▶ Written problem: Show each line of the data below that has the string "number" in it.

-- Raw records start --

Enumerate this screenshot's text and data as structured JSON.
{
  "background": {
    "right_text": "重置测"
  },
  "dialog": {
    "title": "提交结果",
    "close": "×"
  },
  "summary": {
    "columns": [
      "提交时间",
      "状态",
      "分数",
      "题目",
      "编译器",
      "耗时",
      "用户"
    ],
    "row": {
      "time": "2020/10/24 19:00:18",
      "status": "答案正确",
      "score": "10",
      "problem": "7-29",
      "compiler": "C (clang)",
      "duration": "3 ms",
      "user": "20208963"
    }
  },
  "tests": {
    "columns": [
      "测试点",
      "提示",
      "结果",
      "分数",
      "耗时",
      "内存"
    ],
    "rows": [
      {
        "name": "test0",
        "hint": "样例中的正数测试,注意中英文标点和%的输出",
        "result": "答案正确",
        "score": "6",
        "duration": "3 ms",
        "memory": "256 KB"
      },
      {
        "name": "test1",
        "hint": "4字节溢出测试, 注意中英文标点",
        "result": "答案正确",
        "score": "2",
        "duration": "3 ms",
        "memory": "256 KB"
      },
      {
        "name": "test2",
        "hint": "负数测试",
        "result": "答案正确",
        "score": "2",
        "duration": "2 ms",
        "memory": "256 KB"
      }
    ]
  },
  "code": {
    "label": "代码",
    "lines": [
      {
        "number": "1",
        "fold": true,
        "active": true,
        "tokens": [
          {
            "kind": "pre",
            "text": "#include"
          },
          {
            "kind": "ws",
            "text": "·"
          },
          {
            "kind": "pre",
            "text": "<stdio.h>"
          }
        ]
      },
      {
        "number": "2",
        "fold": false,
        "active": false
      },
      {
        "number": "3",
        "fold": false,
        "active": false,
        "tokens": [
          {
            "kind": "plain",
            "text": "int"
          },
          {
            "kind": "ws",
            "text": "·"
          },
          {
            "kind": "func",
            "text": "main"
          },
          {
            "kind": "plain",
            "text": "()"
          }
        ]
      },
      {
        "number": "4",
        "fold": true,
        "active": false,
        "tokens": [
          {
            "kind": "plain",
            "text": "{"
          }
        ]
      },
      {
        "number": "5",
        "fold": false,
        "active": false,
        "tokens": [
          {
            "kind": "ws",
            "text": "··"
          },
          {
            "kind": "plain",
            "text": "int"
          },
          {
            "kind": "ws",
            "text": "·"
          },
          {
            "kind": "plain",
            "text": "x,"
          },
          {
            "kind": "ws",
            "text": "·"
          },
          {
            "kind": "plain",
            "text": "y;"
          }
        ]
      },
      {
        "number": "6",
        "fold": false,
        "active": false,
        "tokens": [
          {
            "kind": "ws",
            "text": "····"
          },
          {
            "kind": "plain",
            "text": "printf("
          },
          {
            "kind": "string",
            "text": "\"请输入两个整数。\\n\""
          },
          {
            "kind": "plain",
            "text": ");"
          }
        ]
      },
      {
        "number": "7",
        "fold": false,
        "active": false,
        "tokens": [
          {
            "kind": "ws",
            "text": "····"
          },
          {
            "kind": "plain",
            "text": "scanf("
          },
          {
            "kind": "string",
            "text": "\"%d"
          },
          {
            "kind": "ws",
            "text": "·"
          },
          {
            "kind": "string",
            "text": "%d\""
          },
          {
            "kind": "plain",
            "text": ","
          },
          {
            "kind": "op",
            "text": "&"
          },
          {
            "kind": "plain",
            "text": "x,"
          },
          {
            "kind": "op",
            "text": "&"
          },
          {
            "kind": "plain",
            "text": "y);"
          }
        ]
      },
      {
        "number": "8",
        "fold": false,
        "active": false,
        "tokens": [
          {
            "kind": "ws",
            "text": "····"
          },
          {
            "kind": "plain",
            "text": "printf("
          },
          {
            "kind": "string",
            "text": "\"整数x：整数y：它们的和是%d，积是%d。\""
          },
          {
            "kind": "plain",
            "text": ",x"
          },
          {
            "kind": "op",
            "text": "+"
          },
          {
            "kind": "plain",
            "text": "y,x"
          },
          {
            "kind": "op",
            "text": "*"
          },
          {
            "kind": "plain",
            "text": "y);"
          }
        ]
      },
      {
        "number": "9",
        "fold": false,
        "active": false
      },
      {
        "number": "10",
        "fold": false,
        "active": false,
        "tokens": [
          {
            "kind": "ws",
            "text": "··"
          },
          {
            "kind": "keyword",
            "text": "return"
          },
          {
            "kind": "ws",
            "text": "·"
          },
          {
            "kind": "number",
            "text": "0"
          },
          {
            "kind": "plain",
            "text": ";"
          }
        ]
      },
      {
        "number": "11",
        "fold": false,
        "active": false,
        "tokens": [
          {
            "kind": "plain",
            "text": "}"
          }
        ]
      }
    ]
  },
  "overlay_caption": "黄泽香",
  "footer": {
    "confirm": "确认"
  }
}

-- Raw records end --

▶ Task answer:
        "number": "1",
        "number": "2",
        "number": "3",
        "number": "4",
        "number": "5",
        "number": "6",
        "number": "7",
        "number": "8",
        "number": "9",
        "number": "10",
            "kind": "number",
        "number": "11",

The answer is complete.